Problem to work on: In full and without alteration, give the listing again.

Data for processing:
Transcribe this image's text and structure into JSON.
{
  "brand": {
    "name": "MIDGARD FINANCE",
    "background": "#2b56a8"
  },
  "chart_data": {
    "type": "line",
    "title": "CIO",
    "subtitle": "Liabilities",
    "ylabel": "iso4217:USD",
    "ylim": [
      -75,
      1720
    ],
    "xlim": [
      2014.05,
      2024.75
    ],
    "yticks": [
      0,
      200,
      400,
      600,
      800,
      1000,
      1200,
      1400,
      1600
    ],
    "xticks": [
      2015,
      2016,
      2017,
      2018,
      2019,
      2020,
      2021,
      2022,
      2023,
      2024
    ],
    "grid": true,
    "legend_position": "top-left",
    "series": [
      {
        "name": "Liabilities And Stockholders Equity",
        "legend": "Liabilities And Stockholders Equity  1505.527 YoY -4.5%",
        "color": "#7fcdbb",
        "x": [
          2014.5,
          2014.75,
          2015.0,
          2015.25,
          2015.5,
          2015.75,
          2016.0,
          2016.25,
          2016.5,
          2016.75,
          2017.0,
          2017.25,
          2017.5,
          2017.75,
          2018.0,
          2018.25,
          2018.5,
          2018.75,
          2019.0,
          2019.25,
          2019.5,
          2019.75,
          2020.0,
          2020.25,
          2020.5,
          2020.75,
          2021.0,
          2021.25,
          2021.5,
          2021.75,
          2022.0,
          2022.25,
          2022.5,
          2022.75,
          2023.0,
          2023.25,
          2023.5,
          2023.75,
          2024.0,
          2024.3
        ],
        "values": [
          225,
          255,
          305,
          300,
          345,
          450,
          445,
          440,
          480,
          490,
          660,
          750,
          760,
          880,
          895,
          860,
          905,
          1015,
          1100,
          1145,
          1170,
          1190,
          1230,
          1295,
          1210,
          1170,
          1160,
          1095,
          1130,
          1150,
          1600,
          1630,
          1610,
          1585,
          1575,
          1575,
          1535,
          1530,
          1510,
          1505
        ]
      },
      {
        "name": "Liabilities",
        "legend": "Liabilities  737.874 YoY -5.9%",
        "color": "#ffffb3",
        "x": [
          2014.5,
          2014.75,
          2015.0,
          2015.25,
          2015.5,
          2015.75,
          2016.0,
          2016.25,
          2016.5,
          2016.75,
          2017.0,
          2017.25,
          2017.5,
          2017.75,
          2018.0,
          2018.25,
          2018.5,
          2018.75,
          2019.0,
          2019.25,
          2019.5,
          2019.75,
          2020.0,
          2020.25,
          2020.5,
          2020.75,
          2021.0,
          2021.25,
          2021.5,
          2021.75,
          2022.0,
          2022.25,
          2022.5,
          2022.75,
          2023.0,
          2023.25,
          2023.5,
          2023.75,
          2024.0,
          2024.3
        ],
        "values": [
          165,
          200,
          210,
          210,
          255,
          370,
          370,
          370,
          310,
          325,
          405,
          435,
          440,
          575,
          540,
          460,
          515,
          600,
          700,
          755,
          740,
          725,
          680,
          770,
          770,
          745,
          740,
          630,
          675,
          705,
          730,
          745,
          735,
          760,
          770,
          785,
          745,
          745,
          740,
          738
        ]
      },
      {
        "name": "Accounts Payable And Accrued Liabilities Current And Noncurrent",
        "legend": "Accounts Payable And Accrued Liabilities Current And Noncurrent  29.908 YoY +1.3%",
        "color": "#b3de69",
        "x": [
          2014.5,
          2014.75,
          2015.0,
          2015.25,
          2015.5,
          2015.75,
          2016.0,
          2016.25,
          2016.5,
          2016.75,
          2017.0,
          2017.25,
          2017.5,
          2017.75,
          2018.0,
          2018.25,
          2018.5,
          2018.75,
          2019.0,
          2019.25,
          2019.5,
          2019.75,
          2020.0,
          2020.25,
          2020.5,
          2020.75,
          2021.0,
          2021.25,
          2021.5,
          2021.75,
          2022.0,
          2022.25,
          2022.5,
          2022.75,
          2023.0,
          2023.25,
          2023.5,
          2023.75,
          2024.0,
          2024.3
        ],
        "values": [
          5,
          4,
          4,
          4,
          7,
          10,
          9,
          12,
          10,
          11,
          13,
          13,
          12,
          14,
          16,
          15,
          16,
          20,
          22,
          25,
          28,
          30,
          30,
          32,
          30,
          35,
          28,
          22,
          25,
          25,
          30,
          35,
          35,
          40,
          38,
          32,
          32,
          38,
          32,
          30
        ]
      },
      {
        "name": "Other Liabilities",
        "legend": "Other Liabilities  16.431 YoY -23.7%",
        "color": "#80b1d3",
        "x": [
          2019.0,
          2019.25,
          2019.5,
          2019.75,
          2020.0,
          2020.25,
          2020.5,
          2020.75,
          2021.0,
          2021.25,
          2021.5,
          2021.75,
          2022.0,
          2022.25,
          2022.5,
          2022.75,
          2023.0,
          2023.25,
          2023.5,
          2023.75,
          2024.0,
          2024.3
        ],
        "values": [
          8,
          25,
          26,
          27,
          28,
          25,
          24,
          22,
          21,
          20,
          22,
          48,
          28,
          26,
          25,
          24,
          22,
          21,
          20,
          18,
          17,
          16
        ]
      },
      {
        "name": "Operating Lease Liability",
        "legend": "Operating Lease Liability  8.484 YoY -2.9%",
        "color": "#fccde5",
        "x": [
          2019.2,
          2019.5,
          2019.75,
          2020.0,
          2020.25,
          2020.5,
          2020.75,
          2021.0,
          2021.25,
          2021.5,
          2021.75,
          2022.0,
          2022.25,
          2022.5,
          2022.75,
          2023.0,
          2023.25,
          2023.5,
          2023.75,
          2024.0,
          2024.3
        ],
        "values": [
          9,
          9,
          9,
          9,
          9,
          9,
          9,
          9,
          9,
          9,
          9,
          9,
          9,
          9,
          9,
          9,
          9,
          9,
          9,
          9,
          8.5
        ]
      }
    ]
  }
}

Completed task:
Transcribe this image's text and structure into JSON.
{
  "brand": {
    "name": "MIDGARD FINANCE",
    "background": "#2b56a8"
  },
  "chart_data": {
    "type": "line",
    "title": "CIO",
    "subtitle": "Liabilities",
    "ylabel": "iso4217:USD",
    "ylim": [
      -75,
      1720
    ],
    "xlim": [
      2014.05,
      2024.75
    ],
    "yticks": [
      0,
      200,
      400,
      600,
      800,
      1000,
      1200,
      1400,
      1600
    ],
    "xticks": [
      2015,
      2016,
      2017,
      2018,
      2019,
      2020,
      2021,
      2022,
      2023,
      2024
    ],
    "grid": true,
    "legend_position": "top-left",
    "series": [
      {
        "name": "Liabilities And Stockholders Equity",
        "legend": "Liabilities And Stockholders Equity  1505.527 YoY -4.5%",
        "color": "#7fcdbb",
        "x": [
          2014.5,
          2014.75,
          2015.0,
          2015.25,
          2015.5,
          2015.75,
          2016.0,
          2016.25,
          2016.5,
          2016.75,
          2017.0,
          2017.25,
          2017.5,
          2017.75,
          2018.0,
          2018.25,
          2018.5,
          2018.75,
          2019.0,
          2019.25,
          2019.5,
          2019.75,
          2020.0,
          2020.25,
          2020.5,
          2020.75,
          2021.0,
          2021.25,
          2021.5,
          2021.75,
          2022.0,
          2022.25,
          2022.5,
          2022.75,
          2023.0,
          2023.25,
          2023.5,
          2023.75,
          2024.0,
          2024.3
        ],
        "values": [
          225,
          255,
          305,
          300,
          345,
          450,
          445,
          440,
          480,
          490,
          660,
          750,
          760,
          880,
          895,
          860,
          905,
          1015,
          1100,
          1145,
          1170,
          1190,
          1230,
          1295,
          1210,
          1170,
          1160,
          1095,
          1130,
          1150,
          1600,
          1630,
          1610,
          1585,
          1575,
          1575,
          1535,
          1530,
          1510,
          1505
        ]
      },
      {
        "name": "Liabilities",
        "legend": "Liabilities  737.874 YoY -5.9%",
        "color": "#ffffb3",
        "x": [
          2014.5,
          2014.75,
          2015.0,
          2015.25,
          2015.5,
          2015.75,
          2016.0,
          2016.25,
          2016.5,
          2016.75,
          2017.0,
          2017.25,
          2017.5,
          2017.75,
          2018.0,
          2018.25,
          2018.5,
          2018.75,
          2019.0,
          2019.25,
          2019.5,
          2019.75,
          2020.0,
          2020.25,
          2020.5,
          2020.75,
          2021.0,
          2021.25,
          2021.5,
          2021.75,
          2022.0,
          2022.25,
          2022.5,
          2022.75,
          2023.0,
          2023.25,
          2023.5,
          2023.75,
          2024.0,
          2024.3
        ],
        "values": [
          165,
          200,
          210,
          210,
          255,
          370,
          370,
          370,
          310,
          325,
          405,
          435,
          440,
          575,
          540,
          460,
          515,
          600,
          700,
          755,
          740,
          725,
          680,
          770,
          770,
          745,
          740,
          630,
          675,
          705,
          730,
          745,
          735,
          760,
          770,
          785,
          745,
          745,
          740,
          738
        ]
      },
      {
        "name": "Accounts Payable And Accrued Liabilities Current And Noncurrent",
        "legend": "Accounts Payable And Accrued Liabilities Current And Noncurrent  29.908 YoY +1.3%",
        "color": "#b3de69",
        "x": [
          2014.5,
          2014.75,
          2015.0,
          2015.25,
          2015.5,
          2015.75,
          2016.0,
          2016.25,
          2016.5,
          2016.75,
          2017.0,
          2017.25,
          2017.5,
          2017.75,
          2018.0,
          2018.25,
          2018.5,
          2018.75,
          2019.0,
          2019.25,
          2019.5,
          2019.75,
          2020.0,
          2020.25,
          2020.5,
          2020.75,
          2021.0,
          2021.25,
          2021.5,
          2021.75,
          2022.0,
          2022.25,
          2022.5,
          2022.75,
          2023.0,
          2023.25,
          2023.5,
          2023.75,
          2024.0,
          2024.3
        ],
        "values": [
          5,
          4,
          4,
          4,
          7,
          10,
          9,
          12,
          10,
          11,
          13,
          13,
          12,
          14,
          16,
          15,
          16,
          20,
          22,
          25,
          28,
          30,
          30,
          32,
          30,
          35,
          28,
          22,
          25,
          25,
          30,
          35,
          35,
          40,
          38,
          32,
          32,
          38,
          32,
          30
        ]
      },
      {
        "name": "Other Liabilities",
        "legend": "Other Liabilities  16.431 YoY -23.7%",
        "color": "#80b1d3",
        "x": [
          2019.0,
          2019.25,
          2019.5,
          2019.75,
          2020.0,
          2020.25,
          2020.5,
          2020.75,
          2021.0,
          2021.25,
          2021.5,
          2021.75,
          2022.0,
          2022.25,
          2022.5,
          2022.75,
          2023.0,
          2023.25,
          2023.5,
          2023.75,
          2024.0,
          2024.3
        ],
        "values": [
          8,
          25,
          26,
          27,
          28,
          25,
          24,
          22,
          21,
          20,
          22,
          48,
          28,
          26,
          25,
          24,
          22,
          21,
          20,
          18,
          17,
          16
        ]
      },
      {
        "name": "Operating Lease Liability",
        "legend": "Operating Lease Liability  8.484 YoY -2.9%",
        "color": "#fccde5",
        "x": [
          2019.2,
          2019.5,
          2019.75,
          2020.0,
          2020.25,
          2020.5,
          2020.75,
          2021.0,
          2021.25,
          2021.5,
          2021.75,
          2022.0,
          2022.25,
          2022.5,
          2022.75,
          2023.0,
          2023.25,
          2023.5,
          2023.75,
          2024.0,
          2024.3
        ],
        "values": [
          9,
          9,
          9,
          9,
          9,
          9,
          9,
          9,
          9,
          9,
          9,
          9,
          9,
          9,
          9,
          9,
          9,
          9,
          9,
          9,
          8.5
        ]
      }
    ]
  }
}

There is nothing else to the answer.